Short exercise> Give the material again in full, matching it exactly.

Listed entries>
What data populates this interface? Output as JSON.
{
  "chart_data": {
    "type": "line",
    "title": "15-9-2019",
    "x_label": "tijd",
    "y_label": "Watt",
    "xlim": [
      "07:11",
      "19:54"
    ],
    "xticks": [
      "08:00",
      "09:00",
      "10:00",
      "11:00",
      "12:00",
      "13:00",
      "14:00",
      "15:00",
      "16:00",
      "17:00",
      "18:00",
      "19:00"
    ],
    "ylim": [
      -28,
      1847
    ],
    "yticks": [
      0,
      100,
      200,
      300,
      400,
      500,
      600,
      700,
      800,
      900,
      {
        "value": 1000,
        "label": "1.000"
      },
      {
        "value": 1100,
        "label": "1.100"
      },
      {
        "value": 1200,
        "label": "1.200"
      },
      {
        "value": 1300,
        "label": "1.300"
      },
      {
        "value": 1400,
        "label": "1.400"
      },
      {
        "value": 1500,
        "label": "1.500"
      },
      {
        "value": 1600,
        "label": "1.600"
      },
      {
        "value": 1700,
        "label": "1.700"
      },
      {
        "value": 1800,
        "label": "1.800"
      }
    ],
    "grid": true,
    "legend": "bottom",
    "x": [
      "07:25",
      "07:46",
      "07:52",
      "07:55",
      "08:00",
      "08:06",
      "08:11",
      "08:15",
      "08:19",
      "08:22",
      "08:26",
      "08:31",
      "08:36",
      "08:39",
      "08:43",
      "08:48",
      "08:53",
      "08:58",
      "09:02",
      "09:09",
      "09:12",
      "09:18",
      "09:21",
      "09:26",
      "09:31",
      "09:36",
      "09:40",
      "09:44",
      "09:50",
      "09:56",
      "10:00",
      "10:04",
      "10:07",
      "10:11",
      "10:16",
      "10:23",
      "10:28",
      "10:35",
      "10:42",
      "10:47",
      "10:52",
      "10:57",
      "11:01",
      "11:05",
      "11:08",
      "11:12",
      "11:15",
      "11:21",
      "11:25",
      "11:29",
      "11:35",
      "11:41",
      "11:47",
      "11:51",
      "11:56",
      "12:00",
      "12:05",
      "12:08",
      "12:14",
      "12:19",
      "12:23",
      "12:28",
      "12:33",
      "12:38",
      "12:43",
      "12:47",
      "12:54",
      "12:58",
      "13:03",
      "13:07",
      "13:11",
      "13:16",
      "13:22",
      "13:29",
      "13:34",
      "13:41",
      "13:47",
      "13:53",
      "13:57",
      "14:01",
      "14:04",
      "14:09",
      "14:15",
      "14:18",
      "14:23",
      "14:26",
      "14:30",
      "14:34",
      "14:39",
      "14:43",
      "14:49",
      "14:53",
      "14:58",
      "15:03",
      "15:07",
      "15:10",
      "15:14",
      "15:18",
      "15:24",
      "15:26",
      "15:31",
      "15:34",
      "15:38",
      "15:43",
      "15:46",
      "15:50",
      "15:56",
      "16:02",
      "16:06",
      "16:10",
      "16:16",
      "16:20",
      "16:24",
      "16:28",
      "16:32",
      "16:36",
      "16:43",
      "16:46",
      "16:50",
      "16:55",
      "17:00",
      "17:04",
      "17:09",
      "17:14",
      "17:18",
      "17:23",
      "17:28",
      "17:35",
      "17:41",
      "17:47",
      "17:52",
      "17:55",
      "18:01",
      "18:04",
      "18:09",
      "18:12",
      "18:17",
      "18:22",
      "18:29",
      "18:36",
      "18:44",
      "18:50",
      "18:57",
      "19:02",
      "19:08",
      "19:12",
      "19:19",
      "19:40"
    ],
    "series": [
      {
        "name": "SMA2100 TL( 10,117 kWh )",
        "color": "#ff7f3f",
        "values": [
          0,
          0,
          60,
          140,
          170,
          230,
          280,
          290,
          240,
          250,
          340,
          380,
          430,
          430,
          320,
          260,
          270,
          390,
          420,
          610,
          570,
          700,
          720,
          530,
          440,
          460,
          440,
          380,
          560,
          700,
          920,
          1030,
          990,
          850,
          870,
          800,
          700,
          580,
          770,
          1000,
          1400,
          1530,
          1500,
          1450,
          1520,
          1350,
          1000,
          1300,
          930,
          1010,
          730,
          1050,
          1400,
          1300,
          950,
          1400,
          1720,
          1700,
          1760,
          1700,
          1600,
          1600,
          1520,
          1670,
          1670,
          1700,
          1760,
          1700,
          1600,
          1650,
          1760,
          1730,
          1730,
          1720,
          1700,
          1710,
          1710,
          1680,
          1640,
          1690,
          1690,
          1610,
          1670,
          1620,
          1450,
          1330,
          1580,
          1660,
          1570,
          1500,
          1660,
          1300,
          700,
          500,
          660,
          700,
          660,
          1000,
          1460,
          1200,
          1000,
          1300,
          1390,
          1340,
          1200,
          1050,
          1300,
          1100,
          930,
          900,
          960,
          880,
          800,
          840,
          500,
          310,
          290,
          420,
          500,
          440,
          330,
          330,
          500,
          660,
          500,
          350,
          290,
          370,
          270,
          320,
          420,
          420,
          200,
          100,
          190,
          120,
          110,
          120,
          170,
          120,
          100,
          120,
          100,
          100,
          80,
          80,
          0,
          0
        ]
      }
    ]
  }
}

Written reply>
What data populates this interface? Output as JSON.
{
  "chart_data": {
    "type": "line",
    "title": "15-9-2019",
    "x_label": "tijd",
    "y_label": "Watt",
    "xlim": [
      "07:11",
      "19:54"
    ],
    "xticks": [
      "08:00",
      "09:00",
      "10:00",
      "11:00",
      "12:00",
      "13:00",
      "14:00",
      "15:00",
      "16:00",
      "17:00",
      "18:00",
      "19:00"
    ],
    "ylim": [
      -28,
      1847
    ],
    "yticks": [
      0,
      100,
      200,
      300,
      400,
      500,
      600,
      700,
      800,
      900,
      {
        "value": 1000,
        "label": "1.000"
      },
      {
        "value": 1100,
        "label": "1.100"
      },
      {
        "value": 1200,
        "label": "1.200"
      },
      {
        "value": 1300,
        "label": "1.300"
      },
      {
        "value": 1400,
        "label": "1.400"
      },
      {
        "value": 1500,
        "label": "1.500"
      },
      {
        "value": 1600,
        "label": "1.600"
      },
      {
        "value": 1700,
        "label": "1.700"
      },
      {
        "value": 1800,
        "label": "1.800"
      }
    ],
    "grid": true,
    "legend": "bottom",
    "x": [
      "07:25",
      "07:46",
      "07:52",
      "07:55",
      "08:00",
      "08:06",
      "08:11",
      "08:15",
      "08:19",
      "08:22",
      "08:26",
      "08:31",
      "08:36",
      "08:39",
      "08:43",
      "08:48",
      "08:53",
      "08:58",
      "09:02",
      "09:09",
      "09:12",
      "09:18",
      "09:21",
      "09:26",
      "09:31",
      "09:36",
      "09:40",
      "09:44",
      "09:50",
      "09:56",
      "10:00",
      "10:04",
      "10:07",
      "10:11",
      "10:16",
      "10:23",
      "10:28",
      "10:35",
      "10:42",
      "10:47",
      "10:52",
      "10:57",
      "11:01",
      "11:05",
      "11:08",
      "11:12",
      "11:15",
      "11:21",
      "11:25",
      "11:29",
      "11:35",
      "11:41",
      "11:47",
      "11:51",
      "11:56",
      "12:00",
      "12:05",
      "12:08",
      "12:14",
      "12:19",
      "12:23",
      "12:28",
      "12:33",
      "12:38",
      "12:43",
      "12:47",
      "12:54",
      "12:58",
      "13:03",
      "13:07",
      "13:11",
      "13:16",
      "13:22",
      "13:29",
      "13:34",
      "13:41",
      "13:47",
      "13:53",
      "13:57",
      "14:01",
      "14:04",
      "14:09",
      "14:15",
      "14:18",
      "14:23",
      "14:26",
      "14:30",
      "14:34",
      "14:39",
      "14:43",
      "14:49",
      "14:53",
      "14:58",
      "15:03",
      "15:07",
      "15:10",
      "15:14",
      "15:18",
      "15:24",
      "15:26",
      "15:31",
      "15:34",
      "15:38",
      "15:43",
      "15:46",
      "15:50",
      "15:56",
      "16:02",
      "16:06",
      "16:10",
      "16:16",
      "16:20",
      "16:24",
      "16:28",
      "16:32",
      "16:36",
      "16:43",
      "16:46",
      "16:50",
      "16:55",
      "17:00",
      "17:04",
      "17:09",
      "17:14",
      "17:18",
      "17:23",
      "17:28",
      "17:35",
      "17:41",
      "17:47",
      "17:52",
      "17:55",
      "18:01",
      "18:04",
      "18:09",
      "18:12",
      "18:17",
      "18:22",
      "18:29",
      "18:36",
      "18:44",
      "18:50",
      "18:57",
      "19:02",
      "19:08",
      "19:12",
      "19:19",
      "19:40"
    ],
    "series": [
      {
        "name": "SMA2100 TL( 10,117 kWh )",
        "color": "#ff7f3f",
        "values": [
          0,
          0,
          60,
          140,
          170,
          230,
          280,
          290,
          240,
          250,
          340,
          380,
          430,
          430,
          320,
          260,
          270,
          390,
          420,
          610,
          570,
          700,
          720,
          530,
          440,
          460,
          440,
          380,
          560,
          700,
          920,
          1030,
          990,
          850,
          870,
          800,
          700,
          580,
          770,
          1000,
          1400,
          1530,
          1500,
          1450,
          1520,
          1350,
          1000,
          1300,
          930,
          1010,
          730,
          1050,
          1400,
          1300,
          950,
          1400,
          1720,
          1700,
          1760,
          1700,
          1600,
          1600,
          1520,
          1670,
          1670,
          1700,
          1760,
          1700,
          1600,
          1650,
          1760,
          1730,
          1730,
          1720,
          1700,
          1710,
          1710,
          1680,
          1640,
          1690,
          1690,
          1610,
          1670,
          1620,
          1450,
          1330,
          1580,
          1660,
          1570,
          1500,
          1660,
          1300,
          700,
          500,
          660,
          700,
          660,
          1000,
          1460,
          1200,
          1000,
          1300,
          1390,
          1340,
          1200,
          1050,
          1300,
          1100,
          930,
          900,
          960,
          880,
          800,
          840,
          500,
          310,
          290,
          420,
          500,
          440,
          330,
          330,
          500,
          660,
          500,
          350,
          290,
          370,
          270,
          320,
          420,
          420,
          200,
          100,
          190,
          120,
          110,
          120,
          170,
          120,
          100,
          120,
          100,
          100,
          80,
          80,
          0,
          0
        ]
      }
    ]
  }
}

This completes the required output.